* **Given request**: Your task is to write out the complete listing exactly as it is shown.

(Collection entries)

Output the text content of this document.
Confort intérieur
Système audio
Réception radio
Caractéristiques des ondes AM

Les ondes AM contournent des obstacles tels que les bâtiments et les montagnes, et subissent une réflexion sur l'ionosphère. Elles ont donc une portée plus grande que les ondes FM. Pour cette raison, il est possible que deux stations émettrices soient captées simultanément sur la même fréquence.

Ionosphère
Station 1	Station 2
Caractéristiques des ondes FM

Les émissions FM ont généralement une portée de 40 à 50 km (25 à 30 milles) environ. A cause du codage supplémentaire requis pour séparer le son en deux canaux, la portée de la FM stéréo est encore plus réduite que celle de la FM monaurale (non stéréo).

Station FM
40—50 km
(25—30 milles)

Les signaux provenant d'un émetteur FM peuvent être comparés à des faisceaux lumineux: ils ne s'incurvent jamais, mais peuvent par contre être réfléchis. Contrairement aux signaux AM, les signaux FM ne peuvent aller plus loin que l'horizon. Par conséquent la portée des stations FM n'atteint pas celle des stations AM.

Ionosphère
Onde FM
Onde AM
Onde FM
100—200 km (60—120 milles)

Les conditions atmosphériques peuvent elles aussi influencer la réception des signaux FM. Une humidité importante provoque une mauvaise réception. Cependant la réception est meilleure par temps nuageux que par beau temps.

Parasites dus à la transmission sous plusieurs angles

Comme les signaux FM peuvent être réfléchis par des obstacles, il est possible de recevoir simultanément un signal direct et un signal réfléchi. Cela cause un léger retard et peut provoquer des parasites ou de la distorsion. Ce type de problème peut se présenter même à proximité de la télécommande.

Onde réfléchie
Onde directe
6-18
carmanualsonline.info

* **Complete response**:
Output the text content of this document.
Confort intérieur
Système audio
Réception radio
Caractéristiques des ondes AM

Les ondes AM contournent des obstacles tels que les bâtiments et les montagnes, et subissent une réflexion sur l'ionosphère. Elles ont donc une portée plus grande que les ondes FM. Pour cette raison, il est possible que deux stations émettrices soient captées simultanément sur la même fréquence.

Ionosphère
Station 1	Station 2
Caractéristiques des ondes FM

Les émissions FM ont généralement une portée de 40 à 50 km (25 à 30 milles) environ. A cause du codage supplémentaire requis pour séparer le son en deux canaux, la portée de la FM stéréo est encore plus réduite que celle de la FM monaurale (non stéréo).

Station FM
40—50 km
(25—30 milles)

Les signaux provenant d'un émetteur FM peuvent être comparés à des faisceaux lumineux: ils ne s'incurvent jamais, mais peuvent par contre être réfléchis. Contrairement aux signaux AM, les signaux FM ne peuvent aller plus loin que l'horizon. Par conséquent la portée des stations FM n'atteint pas celle des stations AM.

Ionosphère
Onde FM
Onde AM
Onde FM
100—200 km (60—120 milles)

Les conditions atmosphériques peuvent elles aussi influencer la réception des signaux FM. Une humidité importante provoque une mauvaise réception. Cependant la réception est meilleure par temps nuageux que par beau temps.

Parasites dus à la transmission sous plusieurs angles

Comme les signaux FM peuvent être réfléchis par des obstacles, il est possible de recevoir simultanément un signal direct et un signal réfléchi. Cela cause un léger retard et peut provoquer des parasites ou de la distorsion. Ce type de problème peut se présenter même à proximité de la télécommande.

Onde réfléchie
Onde directe
6-18
carmanualsonline.info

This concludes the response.